## Description of the task
Copy the game summary starting with "Ironhide (voiced by" and going on through "and, therefore, unplayable.", substituting "Sunstreaker" for "Sideswipe".

━━ Given passage ━━

Ironhide (voiced by Jess Harnell): The Autobots' weapon specialist, who transforms into a GMC Topkick pickup truck. Though unplayable, he is featured in several story and challenge missions.
Sideswipe: An Autobot soldier and a relatively recent addition to the team. He transforms into a Chevrolet Corvette Stingray Concept, and is only playable in challenge missions.
Breakaway: An Aerialbot who can transform into a F-35 Lightning II fighter jet and a relatively recent addition to the team. He is playable in only one story mission and one challenge mission.
Arcee and the twins, Skids and Mudflap, are only mentioned in the game and, therefore, unplayable.

Plot
During a mission in Brazil, Optimus Prime spots Create-A-Bot crashing on Earth. After defending him from Decepticon forces led by Starscream, Optimus sends Create-A-Bot to meet with Ratchet, who has him scan one of three vehicles to use as an alternate form, and teaches him how to drive, before having him work with Ironhide and Bumblebee to destroy several Decepticon drones in the area, including the Create-A-Bot from Transformers Revenge of the Fallen: Decepticons. Afterwards, Ratchet has Create-A-Bot transferred to one of the Autobot bases and assigns him his first mission in Eastern Europe: to help scan several NEST data vehicles to prevent the Decepticons from locating an AllSpark shard. He is then transferred to England, where he is ordered to destroy several turrets and the Decepticons guarding them, as well as disarm a bomb.

Meanwhile, Breakaway and Bumblebee help NEST defend their base and factory located on an oil rig in the Atlantic Ocean from a Decepticon attack. After Bumblebee fails to shut down the factory, he is rescued by Breakaway before it explodes. In Rome, Italy, Create-A-Bot helps NEST defend against Decepticon forces, ultimately fighting and defeating Grindor. Afterwards, he travels to Siberia to rescue several NEST troops taken as hostages by the Decepticon Sideways, before being transferred to another part of Asia to help place some supplies into an aircraft before the Decepticons can steal them. Create-A-Bot is next sent to Japan to defend Ironhide while he activates several generators in order to fend off an incoming Decepticon attack, before also going to Shanghai to stop the Decepticons from blowing the place up using bombs. After disarming the bombs, he is attacked by Sideways, whom he pursues and ultimately defeats.

Create-A-Bot later goes to Mexico to protect a communication transport from the Decepticons until the communications are re-established and backup arrives. He also travels to Canada to assist an Autobot in destroying several generators before the entire area is destroyed, and to Area 51, which he defends from a Decepticon attack. Once he is transferred to New York City, USA, Create-A-Bot is ordered to scan Energon radiation hot spots, allowing Ratchet to triangulate the source's location. He then locates and defeats Starscream, in the process saving Jetfire, who reveals himself as an ancient Seeker, formerly serving The Fallen. He also tells Create-A-Bot about the Primes and how The Fallen, a former Prime, became the first Decepticon after betraying his brothers and built a Sun Harvester, which can only be activated by the Autobot Matrix of Leadership, and can absorb power from the Sun and transform into Energon, destroying the Sun and, therefore, all life on Earth in the process. Create-A-Bot then takes Jetfire back to the Autobot base so that he could share this information with them as well. During this time, the Decepticons manage to retrieve the body of their deceased leader Megatron from the Laurentian Abyss, and revive him using a shard of the AllSpark.

━━━
━━ Data entries ━━

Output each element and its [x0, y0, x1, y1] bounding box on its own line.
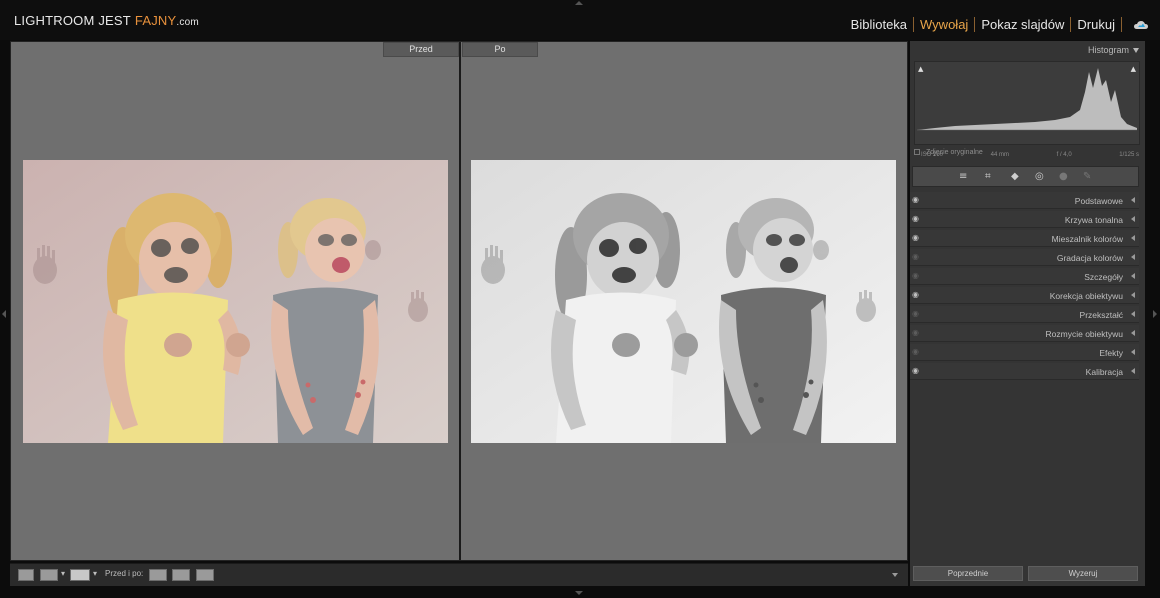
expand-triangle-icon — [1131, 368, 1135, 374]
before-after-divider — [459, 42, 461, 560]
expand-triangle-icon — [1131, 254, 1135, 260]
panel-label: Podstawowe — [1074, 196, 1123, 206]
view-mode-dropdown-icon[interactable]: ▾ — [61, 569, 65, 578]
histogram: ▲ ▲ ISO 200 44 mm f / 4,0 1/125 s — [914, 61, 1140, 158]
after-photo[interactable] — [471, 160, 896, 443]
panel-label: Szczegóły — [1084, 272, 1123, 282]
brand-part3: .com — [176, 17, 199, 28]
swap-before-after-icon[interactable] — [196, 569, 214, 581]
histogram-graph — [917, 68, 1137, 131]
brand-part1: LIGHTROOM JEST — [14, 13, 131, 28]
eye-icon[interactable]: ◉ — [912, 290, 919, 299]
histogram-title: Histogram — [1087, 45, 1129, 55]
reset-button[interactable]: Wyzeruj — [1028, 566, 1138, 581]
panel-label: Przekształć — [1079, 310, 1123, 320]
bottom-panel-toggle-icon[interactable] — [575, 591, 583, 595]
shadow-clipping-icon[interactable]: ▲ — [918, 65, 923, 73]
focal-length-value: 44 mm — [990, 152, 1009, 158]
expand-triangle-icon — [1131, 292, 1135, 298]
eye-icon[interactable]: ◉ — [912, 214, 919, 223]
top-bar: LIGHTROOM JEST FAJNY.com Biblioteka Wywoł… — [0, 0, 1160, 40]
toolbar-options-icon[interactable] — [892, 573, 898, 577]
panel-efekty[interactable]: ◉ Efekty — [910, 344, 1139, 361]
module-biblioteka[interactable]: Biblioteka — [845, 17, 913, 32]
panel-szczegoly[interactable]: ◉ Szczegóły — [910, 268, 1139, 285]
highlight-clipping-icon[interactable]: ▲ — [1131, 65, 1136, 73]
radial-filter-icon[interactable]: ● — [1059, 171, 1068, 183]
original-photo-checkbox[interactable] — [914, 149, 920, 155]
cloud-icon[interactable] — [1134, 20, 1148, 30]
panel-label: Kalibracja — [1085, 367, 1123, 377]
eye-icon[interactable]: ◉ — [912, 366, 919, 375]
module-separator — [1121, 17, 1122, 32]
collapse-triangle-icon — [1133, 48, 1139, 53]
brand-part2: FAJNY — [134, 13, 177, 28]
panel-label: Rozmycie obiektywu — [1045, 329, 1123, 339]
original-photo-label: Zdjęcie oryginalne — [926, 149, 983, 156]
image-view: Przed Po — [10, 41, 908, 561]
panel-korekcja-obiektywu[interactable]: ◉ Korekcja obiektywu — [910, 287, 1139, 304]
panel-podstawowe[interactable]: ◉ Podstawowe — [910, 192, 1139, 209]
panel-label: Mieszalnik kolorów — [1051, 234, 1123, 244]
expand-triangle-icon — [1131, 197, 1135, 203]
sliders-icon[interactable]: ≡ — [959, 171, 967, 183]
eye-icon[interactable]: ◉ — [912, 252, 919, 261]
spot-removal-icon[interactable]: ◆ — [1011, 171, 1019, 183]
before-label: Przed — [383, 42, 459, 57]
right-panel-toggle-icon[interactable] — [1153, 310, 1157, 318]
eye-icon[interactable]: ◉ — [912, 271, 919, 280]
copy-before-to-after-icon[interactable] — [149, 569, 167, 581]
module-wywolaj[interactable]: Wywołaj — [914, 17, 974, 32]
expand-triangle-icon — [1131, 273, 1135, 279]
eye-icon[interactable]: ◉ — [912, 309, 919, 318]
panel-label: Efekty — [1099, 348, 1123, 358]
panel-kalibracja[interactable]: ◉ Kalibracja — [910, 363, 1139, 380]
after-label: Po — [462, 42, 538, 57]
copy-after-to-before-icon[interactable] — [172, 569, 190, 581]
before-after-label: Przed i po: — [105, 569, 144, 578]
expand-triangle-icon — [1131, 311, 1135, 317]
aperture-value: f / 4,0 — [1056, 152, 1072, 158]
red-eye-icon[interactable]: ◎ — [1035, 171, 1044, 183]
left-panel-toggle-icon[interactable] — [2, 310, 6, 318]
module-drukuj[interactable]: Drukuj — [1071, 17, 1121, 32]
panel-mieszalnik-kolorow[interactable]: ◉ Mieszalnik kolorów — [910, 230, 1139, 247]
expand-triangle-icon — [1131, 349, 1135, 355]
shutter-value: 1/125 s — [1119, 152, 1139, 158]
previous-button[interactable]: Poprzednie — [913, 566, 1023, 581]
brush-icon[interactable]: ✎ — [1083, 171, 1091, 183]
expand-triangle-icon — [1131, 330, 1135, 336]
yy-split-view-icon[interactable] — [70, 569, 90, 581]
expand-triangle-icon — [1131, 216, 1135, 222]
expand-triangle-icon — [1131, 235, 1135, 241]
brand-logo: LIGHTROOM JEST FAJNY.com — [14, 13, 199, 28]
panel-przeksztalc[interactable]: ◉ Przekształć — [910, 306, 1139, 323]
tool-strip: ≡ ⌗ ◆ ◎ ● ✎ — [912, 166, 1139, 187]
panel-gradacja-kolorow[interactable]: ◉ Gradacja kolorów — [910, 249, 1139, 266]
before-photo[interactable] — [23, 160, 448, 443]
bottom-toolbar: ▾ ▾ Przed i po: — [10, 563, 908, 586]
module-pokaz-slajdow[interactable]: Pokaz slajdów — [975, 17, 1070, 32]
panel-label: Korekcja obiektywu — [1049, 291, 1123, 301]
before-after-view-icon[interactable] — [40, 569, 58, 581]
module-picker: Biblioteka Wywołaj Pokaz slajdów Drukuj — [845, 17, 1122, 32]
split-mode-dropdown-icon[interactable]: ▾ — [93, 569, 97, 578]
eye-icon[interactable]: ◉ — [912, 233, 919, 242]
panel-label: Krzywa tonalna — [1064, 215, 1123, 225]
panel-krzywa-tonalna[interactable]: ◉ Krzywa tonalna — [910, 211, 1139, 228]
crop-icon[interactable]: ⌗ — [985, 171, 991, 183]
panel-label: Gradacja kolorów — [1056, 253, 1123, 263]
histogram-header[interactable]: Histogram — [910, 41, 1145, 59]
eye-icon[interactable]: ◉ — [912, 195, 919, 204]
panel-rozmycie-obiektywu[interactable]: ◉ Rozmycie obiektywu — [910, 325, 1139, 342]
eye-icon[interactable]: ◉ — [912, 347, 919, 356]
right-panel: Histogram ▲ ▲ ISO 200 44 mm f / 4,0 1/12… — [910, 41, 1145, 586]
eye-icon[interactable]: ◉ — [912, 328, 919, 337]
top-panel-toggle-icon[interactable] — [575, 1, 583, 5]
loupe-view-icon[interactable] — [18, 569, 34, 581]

━━━
━━ Data entries ━━

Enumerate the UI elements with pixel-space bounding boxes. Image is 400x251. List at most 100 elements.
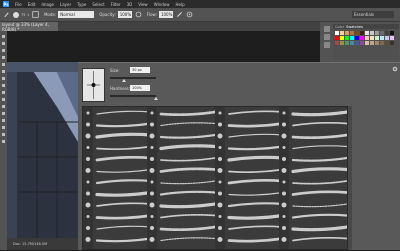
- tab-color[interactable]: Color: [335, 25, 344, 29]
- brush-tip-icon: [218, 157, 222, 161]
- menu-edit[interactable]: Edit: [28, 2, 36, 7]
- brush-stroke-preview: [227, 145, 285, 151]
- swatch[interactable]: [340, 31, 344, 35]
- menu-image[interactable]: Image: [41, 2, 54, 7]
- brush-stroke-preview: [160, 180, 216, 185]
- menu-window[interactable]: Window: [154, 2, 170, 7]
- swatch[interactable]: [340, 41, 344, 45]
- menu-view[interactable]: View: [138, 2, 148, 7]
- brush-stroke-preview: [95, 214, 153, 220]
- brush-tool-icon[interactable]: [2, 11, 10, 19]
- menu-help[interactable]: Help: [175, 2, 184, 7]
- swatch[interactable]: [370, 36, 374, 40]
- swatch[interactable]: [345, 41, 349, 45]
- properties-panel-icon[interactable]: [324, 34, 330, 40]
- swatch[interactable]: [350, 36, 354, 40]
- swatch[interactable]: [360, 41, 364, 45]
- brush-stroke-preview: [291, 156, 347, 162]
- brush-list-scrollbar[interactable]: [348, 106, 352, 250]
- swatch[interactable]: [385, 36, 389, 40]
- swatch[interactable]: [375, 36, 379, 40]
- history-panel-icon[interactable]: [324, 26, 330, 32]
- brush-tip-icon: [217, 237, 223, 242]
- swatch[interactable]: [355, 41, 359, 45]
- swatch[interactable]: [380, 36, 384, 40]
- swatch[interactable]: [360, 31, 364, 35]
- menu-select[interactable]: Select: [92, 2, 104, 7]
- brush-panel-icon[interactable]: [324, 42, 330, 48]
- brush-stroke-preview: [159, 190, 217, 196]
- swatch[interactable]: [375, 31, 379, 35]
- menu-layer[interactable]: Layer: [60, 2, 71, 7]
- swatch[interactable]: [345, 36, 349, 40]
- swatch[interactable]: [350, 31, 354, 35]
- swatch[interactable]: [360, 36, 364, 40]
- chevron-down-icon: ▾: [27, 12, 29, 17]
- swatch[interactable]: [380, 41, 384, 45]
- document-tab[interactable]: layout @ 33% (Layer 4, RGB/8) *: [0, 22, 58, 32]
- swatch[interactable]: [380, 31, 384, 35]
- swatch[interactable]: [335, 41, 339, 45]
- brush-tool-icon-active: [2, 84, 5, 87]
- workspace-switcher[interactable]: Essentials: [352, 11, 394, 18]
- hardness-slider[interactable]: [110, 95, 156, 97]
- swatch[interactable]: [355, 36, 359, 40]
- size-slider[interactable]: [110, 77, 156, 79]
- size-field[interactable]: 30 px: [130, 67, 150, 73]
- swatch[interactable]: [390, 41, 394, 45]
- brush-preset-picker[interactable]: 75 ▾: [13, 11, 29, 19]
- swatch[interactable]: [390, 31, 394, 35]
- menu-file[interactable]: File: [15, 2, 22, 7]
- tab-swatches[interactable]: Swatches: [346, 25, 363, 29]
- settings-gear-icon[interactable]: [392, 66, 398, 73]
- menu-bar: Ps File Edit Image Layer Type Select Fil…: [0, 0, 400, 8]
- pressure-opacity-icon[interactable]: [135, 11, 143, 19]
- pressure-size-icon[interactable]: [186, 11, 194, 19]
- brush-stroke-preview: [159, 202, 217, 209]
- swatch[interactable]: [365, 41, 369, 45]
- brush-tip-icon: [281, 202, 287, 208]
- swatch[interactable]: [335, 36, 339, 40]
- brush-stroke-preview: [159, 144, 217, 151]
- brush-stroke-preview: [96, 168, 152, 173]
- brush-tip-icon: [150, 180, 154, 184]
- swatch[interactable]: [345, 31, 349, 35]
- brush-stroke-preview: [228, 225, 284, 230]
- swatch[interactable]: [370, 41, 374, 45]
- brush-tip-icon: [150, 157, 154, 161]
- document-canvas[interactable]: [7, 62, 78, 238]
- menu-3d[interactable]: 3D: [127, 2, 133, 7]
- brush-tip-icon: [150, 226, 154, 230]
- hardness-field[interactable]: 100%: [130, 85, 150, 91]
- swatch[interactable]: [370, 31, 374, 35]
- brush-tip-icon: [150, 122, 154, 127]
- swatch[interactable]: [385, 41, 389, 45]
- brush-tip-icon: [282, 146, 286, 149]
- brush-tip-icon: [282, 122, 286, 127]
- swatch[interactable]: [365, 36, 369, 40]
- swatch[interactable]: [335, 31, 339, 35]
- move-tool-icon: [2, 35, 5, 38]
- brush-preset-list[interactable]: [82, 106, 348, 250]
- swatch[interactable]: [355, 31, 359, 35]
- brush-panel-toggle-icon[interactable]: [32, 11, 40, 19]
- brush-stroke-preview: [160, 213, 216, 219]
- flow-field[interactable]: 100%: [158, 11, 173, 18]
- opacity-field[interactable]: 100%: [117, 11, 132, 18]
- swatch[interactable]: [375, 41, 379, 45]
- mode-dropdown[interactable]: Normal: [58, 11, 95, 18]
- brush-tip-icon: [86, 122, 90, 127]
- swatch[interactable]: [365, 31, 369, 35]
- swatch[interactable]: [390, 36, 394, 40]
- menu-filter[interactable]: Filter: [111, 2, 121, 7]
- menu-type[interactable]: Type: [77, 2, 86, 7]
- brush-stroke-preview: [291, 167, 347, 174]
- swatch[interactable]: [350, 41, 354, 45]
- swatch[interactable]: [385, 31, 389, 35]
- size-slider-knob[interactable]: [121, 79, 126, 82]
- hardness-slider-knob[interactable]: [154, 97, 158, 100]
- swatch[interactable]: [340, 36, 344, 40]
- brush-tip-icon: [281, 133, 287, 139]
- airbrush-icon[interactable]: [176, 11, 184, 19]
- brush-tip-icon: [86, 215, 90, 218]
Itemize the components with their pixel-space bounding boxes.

━━━

## Correct result
Ironhide (voiced by Jess Harnell): The Autobots' weapon specialist, who transforms into a GMC Topkick pickup truck. Though unplayable, he is featured in several story and challenge missions.
Sunstreaker: An Autobot soldier and a relatively recent addition to the team. He transforms into a Chevrolet Corvette Stingray Concept, and is only playable in challenge missions.
Breakaway: An Aerialbot who can transform into a F-35 Lightning II fighter jet and a relatively recent addition to the team. He is playable in only one story mission and one challenge mission.
Arcee and the twins, Skids and Mudflap, are only mentioned in the game and, therefore, unplayable.